* [What is required]:
Which lines below hold the word "amount"? Copy all of them.

* [Information shown]:
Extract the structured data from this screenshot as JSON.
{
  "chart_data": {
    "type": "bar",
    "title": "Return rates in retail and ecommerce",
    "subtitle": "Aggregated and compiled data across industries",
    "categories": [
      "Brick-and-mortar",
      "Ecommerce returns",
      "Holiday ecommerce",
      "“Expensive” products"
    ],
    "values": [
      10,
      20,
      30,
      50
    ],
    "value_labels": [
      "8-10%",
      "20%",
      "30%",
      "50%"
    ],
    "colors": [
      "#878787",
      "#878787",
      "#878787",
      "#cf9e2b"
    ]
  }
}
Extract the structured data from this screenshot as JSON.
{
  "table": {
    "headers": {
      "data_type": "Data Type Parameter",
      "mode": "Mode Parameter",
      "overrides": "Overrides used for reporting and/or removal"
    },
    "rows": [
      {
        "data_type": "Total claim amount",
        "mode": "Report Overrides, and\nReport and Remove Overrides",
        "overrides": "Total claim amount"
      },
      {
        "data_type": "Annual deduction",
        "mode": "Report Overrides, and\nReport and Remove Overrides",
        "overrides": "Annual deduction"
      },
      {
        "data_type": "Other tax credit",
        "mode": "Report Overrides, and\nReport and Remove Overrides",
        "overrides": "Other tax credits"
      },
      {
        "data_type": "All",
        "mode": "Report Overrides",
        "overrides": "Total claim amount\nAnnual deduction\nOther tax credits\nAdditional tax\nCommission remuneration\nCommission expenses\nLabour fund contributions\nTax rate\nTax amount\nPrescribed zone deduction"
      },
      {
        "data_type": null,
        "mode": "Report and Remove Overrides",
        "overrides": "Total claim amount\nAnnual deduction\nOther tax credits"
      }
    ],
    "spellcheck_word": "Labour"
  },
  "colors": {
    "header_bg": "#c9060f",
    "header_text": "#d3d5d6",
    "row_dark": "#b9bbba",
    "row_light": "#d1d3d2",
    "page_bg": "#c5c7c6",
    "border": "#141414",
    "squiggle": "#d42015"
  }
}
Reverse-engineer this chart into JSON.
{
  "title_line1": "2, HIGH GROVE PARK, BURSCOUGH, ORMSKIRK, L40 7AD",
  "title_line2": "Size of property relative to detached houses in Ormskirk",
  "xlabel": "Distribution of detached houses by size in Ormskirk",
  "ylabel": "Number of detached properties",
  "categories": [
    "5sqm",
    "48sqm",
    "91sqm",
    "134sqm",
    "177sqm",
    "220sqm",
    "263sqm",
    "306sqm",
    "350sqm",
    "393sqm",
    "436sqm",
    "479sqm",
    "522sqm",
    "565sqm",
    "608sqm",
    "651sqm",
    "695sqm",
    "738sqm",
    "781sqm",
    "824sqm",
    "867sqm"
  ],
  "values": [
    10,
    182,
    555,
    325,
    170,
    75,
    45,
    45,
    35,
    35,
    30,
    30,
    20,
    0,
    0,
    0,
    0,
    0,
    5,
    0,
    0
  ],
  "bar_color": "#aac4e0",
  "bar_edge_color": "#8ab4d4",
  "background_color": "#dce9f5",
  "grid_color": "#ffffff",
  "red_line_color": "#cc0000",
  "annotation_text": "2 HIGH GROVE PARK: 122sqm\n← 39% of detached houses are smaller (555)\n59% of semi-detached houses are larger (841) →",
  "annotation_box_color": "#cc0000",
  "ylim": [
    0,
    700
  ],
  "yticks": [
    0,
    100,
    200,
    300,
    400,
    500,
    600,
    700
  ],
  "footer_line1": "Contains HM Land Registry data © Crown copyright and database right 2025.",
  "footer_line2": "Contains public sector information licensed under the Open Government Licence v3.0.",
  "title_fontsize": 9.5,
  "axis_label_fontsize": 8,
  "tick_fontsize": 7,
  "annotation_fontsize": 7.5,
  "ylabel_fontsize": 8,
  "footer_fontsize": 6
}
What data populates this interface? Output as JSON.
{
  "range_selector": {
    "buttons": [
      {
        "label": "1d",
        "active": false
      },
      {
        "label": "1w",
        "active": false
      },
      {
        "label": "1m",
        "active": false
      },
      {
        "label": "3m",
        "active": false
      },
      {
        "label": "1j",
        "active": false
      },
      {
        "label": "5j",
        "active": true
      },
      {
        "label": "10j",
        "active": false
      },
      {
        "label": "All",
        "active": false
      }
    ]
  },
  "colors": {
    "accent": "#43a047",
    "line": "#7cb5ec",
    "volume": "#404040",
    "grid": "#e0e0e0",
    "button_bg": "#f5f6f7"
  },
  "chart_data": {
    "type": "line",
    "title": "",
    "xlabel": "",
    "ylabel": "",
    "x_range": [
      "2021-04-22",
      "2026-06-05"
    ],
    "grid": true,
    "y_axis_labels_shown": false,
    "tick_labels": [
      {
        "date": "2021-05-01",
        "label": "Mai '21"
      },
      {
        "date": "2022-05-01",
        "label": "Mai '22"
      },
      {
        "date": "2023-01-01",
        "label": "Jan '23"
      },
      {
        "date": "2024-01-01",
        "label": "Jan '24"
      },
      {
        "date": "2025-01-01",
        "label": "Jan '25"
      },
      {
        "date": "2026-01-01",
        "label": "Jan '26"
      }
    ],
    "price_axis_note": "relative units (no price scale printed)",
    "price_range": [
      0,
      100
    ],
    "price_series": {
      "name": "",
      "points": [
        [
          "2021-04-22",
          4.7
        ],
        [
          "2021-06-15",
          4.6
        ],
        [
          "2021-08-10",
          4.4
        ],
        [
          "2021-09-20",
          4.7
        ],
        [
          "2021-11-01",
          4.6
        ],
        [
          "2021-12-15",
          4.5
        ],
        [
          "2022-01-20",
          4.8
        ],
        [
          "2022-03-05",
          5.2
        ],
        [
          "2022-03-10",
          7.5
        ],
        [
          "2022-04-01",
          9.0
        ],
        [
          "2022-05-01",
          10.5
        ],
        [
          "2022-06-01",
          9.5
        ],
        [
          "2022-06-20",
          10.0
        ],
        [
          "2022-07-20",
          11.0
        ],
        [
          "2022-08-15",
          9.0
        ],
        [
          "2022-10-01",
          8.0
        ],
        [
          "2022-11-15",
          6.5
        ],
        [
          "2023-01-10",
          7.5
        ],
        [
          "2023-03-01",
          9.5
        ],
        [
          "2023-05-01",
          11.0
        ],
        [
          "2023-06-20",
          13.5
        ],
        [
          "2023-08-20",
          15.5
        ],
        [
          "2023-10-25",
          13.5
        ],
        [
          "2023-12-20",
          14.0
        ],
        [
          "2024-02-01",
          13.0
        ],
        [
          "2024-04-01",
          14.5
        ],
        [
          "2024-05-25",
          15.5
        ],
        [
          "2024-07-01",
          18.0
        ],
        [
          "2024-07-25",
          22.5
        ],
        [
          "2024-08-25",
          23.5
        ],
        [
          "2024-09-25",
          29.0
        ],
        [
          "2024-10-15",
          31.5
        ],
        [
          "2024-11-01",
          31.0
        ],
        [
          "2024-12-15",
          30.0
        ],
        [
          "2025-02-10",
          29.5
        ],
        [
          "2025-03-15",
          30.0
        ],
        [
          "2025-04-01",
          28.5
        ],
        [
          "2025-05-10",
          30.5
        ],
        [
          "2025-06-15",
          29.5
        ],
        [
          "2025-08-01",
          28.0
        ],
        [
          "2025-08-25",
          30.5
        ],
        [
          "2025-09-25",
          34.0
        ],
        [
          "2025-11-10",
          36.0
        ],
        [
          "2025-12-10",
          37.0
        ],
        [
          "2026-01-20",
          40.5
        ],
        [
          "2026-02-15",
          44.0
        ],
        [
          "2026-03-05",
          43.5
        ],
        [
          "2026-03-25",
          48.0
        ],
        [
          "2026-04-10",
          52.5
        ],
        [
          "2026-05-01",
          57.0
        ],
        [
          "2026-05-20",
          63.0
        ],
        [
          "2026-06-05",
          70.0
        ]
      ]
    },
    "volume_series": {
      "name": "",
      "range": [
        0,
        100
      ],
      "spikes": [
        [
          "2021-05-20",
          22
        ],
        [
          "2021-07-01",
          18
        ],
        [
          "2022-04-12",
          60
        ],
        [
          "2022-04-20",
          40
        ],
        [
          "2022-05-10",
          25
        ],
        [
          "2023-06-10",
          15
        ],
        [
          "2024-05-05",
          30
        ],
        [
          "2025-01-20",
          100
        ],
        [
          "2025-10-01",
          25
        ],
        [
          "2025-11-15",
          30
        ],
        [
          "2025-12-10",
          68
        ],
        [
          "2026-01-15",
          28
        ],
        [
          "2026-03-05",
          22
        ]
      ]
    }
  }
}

* [Full response]:
        "data_type": "Total claim amount",
        "overrides": "Total claim amount"
        "overrides": "Total claim amount\nAnnual deduction\nOther tax credits\nAdditional tax\nCommission remuneration\nCommission expenses\nLabour fund contributions\nTax rate\nTax amount\nPrescribed zone deduction"
        "overrides": "Total claim amount\nAnnual deduction\nOther tax credits"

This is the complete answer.